Goal of the exercise: Within the material below, find each line bearing the word "name" and present it.

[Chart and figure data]
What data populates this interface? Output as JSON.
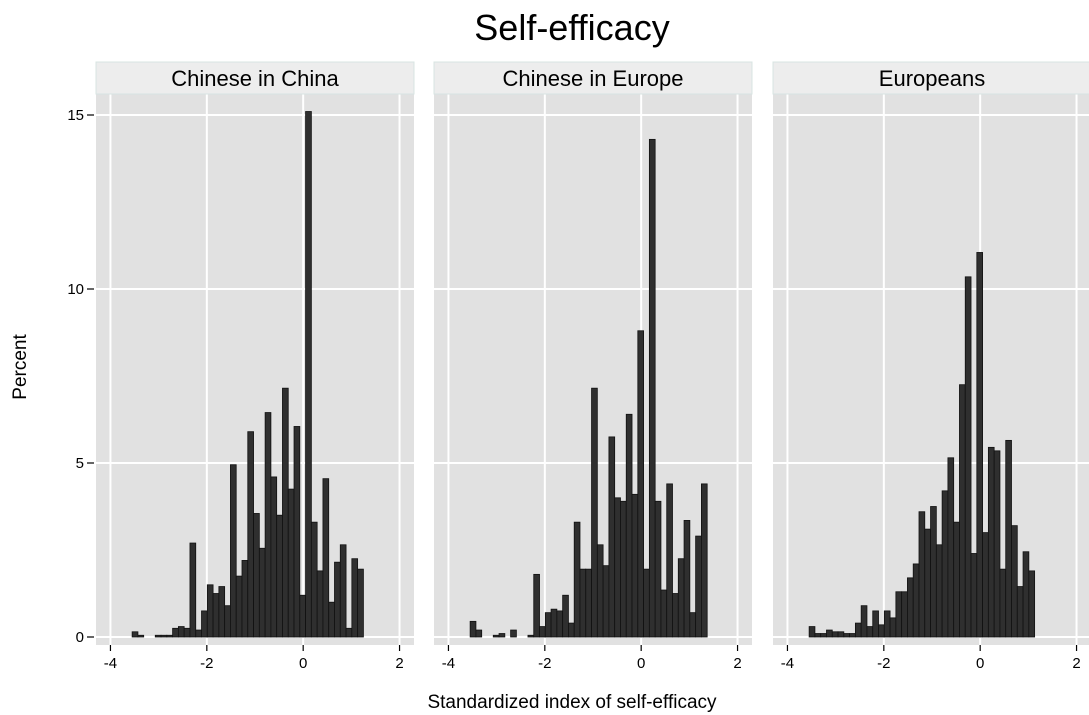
{
  "chart_data": {
    "type": "bar",
    "title": "Self-efficacy",
    "xlabel": "Standardized index of self-efficacy",
    "ylabel": "Percent",
    "xlim": [
      -4.3,
      2.3
    ],
    "ylim": [
      0,
      15.6
    ],
    "x_ticks": [
      -4,
      -2,
      0,
      2
    ],
    "x_tick_labels": [
      "-4",
      "-2",
      "0",
      "2"
    ],
    "y_ticks": [
      0,
      5,
      10,
      15
    ],
    "y_tick_labels": [
      "0",
      "5",
      "10",
      "15"
    ],
    "grid": true,
    "bar_color": "#2f2f2f",
    "panel_background": "#e1e1e1",
    "strip_background": "#ededed",
    "panels": [
      {
        "name": "Chinese in China",
        "bins": [
          {
            "x0": -3.55,
            "x1": -3.43,
            "y": 0.15
          },
          {
            "x0": -3.43,
            "x1": -3.31,
            "y": 0.05
          },
          {
            "x0": -3.07,
            "x1": -2.95,
            "y": 0.05
          },
          {
            "x0": -2.95,
            "x1": -2.83,
            "y": 0.05
          },
          {
            "x0": -2.83,
            "x1": -2.71,
            "y": 0.05
          },
          {
            "x0": -2.71,
            "x1": -2.59,
            "y": 0.25
          },
          {
            "x0": -2.59,
            "x1": -2.47,
            "y": 0.3
          },
          {
            "x0": -2.47,
            "x1": -2.35,
            "y": 0.25
          },
          {
            "x0": -2.35,
            "x1": -2.23,
            "y": 2.7
          },
          {
            "x0": -2.23,
            "x1": -2.11,
            "y": 0.2
          },
          {
            "x0": -2.11,
            "x1": -1.99,
            "y": 0.75
          },
          {
            "x0": -1.99,
            "x1": -1.87,
            "y": 1.5
          },
          {
            "x0": -1.87,
            "x1": -1.75,
            "y": 1.25
          },
          {
            "x0": -1.75,
            "x1": -1.63,
            "y": 1.45
          },
          {
            "x0": -1.63,
            "x1": -1.51,
            "y": 0.9
          },
          {
            "x0": -1.51,
            "x1": -1.39,
            "y": 4.95
          },
          {
            "x0": -1.39,
            "x1": -1.27,
            "y": 1.75
          },
          {
            "x0": -1.27,
            "x1": -1.15,
            "y": 2.2
          },
          {
            "x0": -1.15,
            "x1": -1.03,
            "y": 5.9
          },
          {
            "x0": -1.03,
            "x1": -0.91,
            "y": 3.55
          },
          {
            "x0": -0.91,
            "x1": -0.79,
            "y": 2.55
          },
          {
            "x0": -0.79,
            "x1": -0.67,
            "y": 6.45
          },
          {
            "x0": -0.67,
            "x1": -0.55,
            "y": 4.6
          },
          {
            "x0": -0.55,
            "x1": -0.43,
            "y": 3.5
          },
          {
            "x0": -0.43,
            "x1": -0.31,
            "y": 7.15
          },
          {
            "x0": -0.31,
            "x1": -0.19,
            "y": 4.25
          },
          {
            "x0": -0.19,
            "x1": -0.07,
            "y": 6.05
          },
          {
            "x0": -0.07,
            "x1": 0.05,
            "y": 1.2
          },
          {
            "x0": 0.05,
            "x1": 0.17,
            "y": 15.1
          },
          {
            "x0": 0.17,
            "x1": 0.29,
            "y": 3.3
          },
          {
            "x0": 0.29,
            "x1": 0.41,
            "y": 1.9
          },
          {
            "x0": 0.41,
            "x1": 0.53,
            "y": 4.55
          },
          {
            "x0": 0.53,
            "x1": 0.65,
            "y": 1.0
          },
          {
            "x0": 0.65,
            "x1": 0.77,
            "y": 2.15
          },
          {
            "x0": 0.77,
            "x1": 0.89,
            "y": 2.65
          },
          {
            "x0": 0.89,
            "x1": 1.01,
            "y": 0.25
          },
          {
            "x0": 1.01,
            "x1": 1.13,
            "y": 2.25
          },
          {
            "x0": 1.13,
            "x1": 1.25,
            "y": 1.95
          }
        ]
      },
      {
        "name": "Chinese in Europe",
        "bins": [
          {
            "x0": -3.55,
            "x1": -3.43,
            "y": 0.45
          },
          {
            "x0": -3.43,
            "x1": -3.31,
            "y": 0.2
          },
          {
            "x0": -3.07,
            "x1": -2.95,
            "y": 0.05
          },
          {
            "x0": -2.95,
            "x1": -2.83,
            "y": 0.1
          },
          {
            "x0": -2.71,
            "x1": -2.59,
            "y": 0.2
          },
          {
            "x0": -2.35,
            "x1": -2.23,
            "y": 0.05
          },
          {
            "x0": -2.23,
            "x1": -2.11,
            "y": 1.8
          },
          {
            "x0": -2.11,
            "x1": -1.99,
            "y": 0.3
          },
          {
            "x0": -1.99,
            "x1": -1.87,
            "y": 0.7
          },
          {
            "x0": -1.87,
            "x1": -1.75,
            "y": 0.8
          },
          {
            "x0": -1.75,
            "x1": -1.63,
            "y": 0.75
          },
          {
            "x0": -1.63,
            "x1": -1.51,
            "y": 1.2
          },
          {
            "x0": -1.51,
            "x1": -1.39,
            "y": 0.4
          },
          {
            "x0": -1.39,
            "x1": -1.27,
            "y": 3.3
          },
          {
            "x0": -1.27,
            "x1": -1.15,
            "y": 1.95
          },
          {
            "x0": -1.15,
            "x1": -1.03,
            "y": 1.95
          },
          {
            "x0": -1.03,
            "x1": -0.91,
            "y": 7.15
          },
          {
            "x0": -0.91,
            "x1": -0.79,
            "y": 2.65
          },
          {
            "x0": -0.79,
            "x1": -0.67,
            "y": 2.05
          },
          {
            "x0": -0.67,
            "x1": -0.55,
            "y": 5.75
          },
          {
            "x0": -0.55,
            "x1": -0.43,
            "y": 4.0
          },
          {
            "x0": -0.43,
            "x1": -0.31,
            "y": 3.9
          },
          {
            "x0": -0.31,
            "x1": -0.19,
            "y": 6.4
          },
          {
            "x0": -0.19,
            "x1": -0.07,
            "y": 4.1
          },
          {
            "x0": -0.07,
            "x1": 0.05,
            "y": 8.8
          },
          {
            "x0": 0.05,
            "x1": 0.17,
            "y": 1.95
          },
          {
            "x0": 0.17,
            "x1": 0.29,
            "y": 14.3
          },
          {
            "x0": 0.29,
            "x1": 0.41,
            "y": 3.9
          },
          {
            "x0": 0.41,
            "x1": 0.53,
            "y": 1.35
          },
          {
            "x0": 0.53,
            "x1": 0.65,
            "y": 4.4
          },
          {
            "x0": 0.65,
            "x1": 0.77,
            "y": 1.25
          },
          {
            "x0": 0.77,
            "x1": 0.89,
            "y": 2.25
          },
          {
            "x0": 0.89,
            "x1": 1.01,
            "y": 3.35
          },
          {
            "x0": 1.01,
            "x1": 1.13,
            "y": 0.7
          },
          {
            "x0": 1.13,
            "x1": 1.25,
            "y": 2.9
          },
          {
            "x0": 1.25,
            "x1": 1.37,
            "y": 4.4
          }
        ]
      },
      {
        "name": "Europeans",
        "bins": [
          {
            "x0": -3.55,
            "x1": -3.43,
            "y": 0.3
          },
          {
            "x0": -3.43,
            "x1": -3.31,
            "y": 0.1
          },
          {
            "x0": -3.31,
            "x1": -3.19,
            "y": 0.1
          },
          {
            "x0": -3.19,
            "x1": -3.07,
            "y": 0.2
          },
          {
            "x0": -3.07,
            "x1": -2.95,
            "y": 0.15
          },
          {
            "x0": -2.95,
            "x1": -2.83,
            "y": 0.15
          },
          {
            "x0": -2.83,
            "x1": -2.71,
            "y": 0.1
          },
          {
            "x0": -2.71,
            "x1": -2.59,
            "y": 0.1
          },
          {
            "x0": -2.59,
            "x1": -2.47,
            "y": 0.4
          },
          {
            "x0": -2.47,
            "x1": -2.35,
            "y": 0.9
          },
          {
            "x0": -2.35,
            "x1": -2.23,
            "y": 0.3
          },
          {
            "x0": -2.23,
            "x1": -2.11,
            "y": 0.75
          },
          {
            "x0": -2.11,
            "x1": -1.99,
            "y": 0.35
          },
          {
            "x0": -1.99,
            "x1": -1.87,
            "y": 0.75
          },
          {
            "x0": -1.87,
            "x1": -1.75,
            "y": 0.55
          },
          {
            "x0": -1.75,
            "x1": -1.63,
            "y": 1.3
          },
          {
            "x0": -1.63,
            "x1": -1.51,
            "y": 1.3
          },
          {
            "x0": -1.51,
            "x1": -1.39,
            "y": 1.7
          },
          {
            "x0": -1.39,
            "x1": -1.27,
            "y": 2.1
          },
          {
            "x0": -1.27,
            "x1": -1.15,
            "y": 3.6
          },
          {
            "x0": -1.15,
            "x1": -1.03,
            "y": 3.1
          },
          {
            "x0": -1.03,
            "x1": -0.91,
            "y": 3.75
          },
          {
            "x0": -0.91,
            "x1": -0.79,
            "y": 2.65
          },
          {
            "x0": -0.79,
            "x1": -0.67,
            "y": 4.2
          },
          {
            "x0": -0.67,
            "x1": -0.55,
            "y": 5.15
          },
          {
            "x0": -0.55,
            "x1": -0.43,
            "y": 3.3
          },
          {
            "x0": -0.43,
            "x1": -0.31,
            "y": 7.25
          },
          {
            "x0": -0.31,
            "x1": -0.19,
            "y": 10.35
          },
          {
            "x0": -0.19,
            "x1": -0.07,
            "y": 2.4
          },
          {
            "x0": -0.07,
            "x1": 0.05,
            "y": 11.05
          },
          {
            "x0": 0.05,
            "x1": 0.17,
            "y": 3.0
          },
          {
            "x0": 0.17,
            "x1": 0.29,
            "y": 5.45
          },
          {
            "x0": 0.29,
            "x1": 0.41,
            "y": 5.35
          },
          {
            "x0": 0.41,
            "x1": 0.53,
            "y": 1.95
          },
          {
            "x0": 0.53,
            "x1": 0.65,
            "y": 5.65
          },
          {
            "x0": 0.65,
            "x1": 0.77,
            "y": 3.2
          },
          {
            "x0": 0.77,
            "x1": 0.89,
            "y": 1.45
          },
          {
            "x0": 0.89,
            "x1": 1.01,
            "y": 2.45
          },
          {
            "x0": 1.01,
            "x1": 1.13,
            "y": 1.9
          }
        ]
      }
    ]
  }
}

Correct answer:
        "name": "Chinese in China",
        "name": "Chinese in Europe",
        "name": "Europeans",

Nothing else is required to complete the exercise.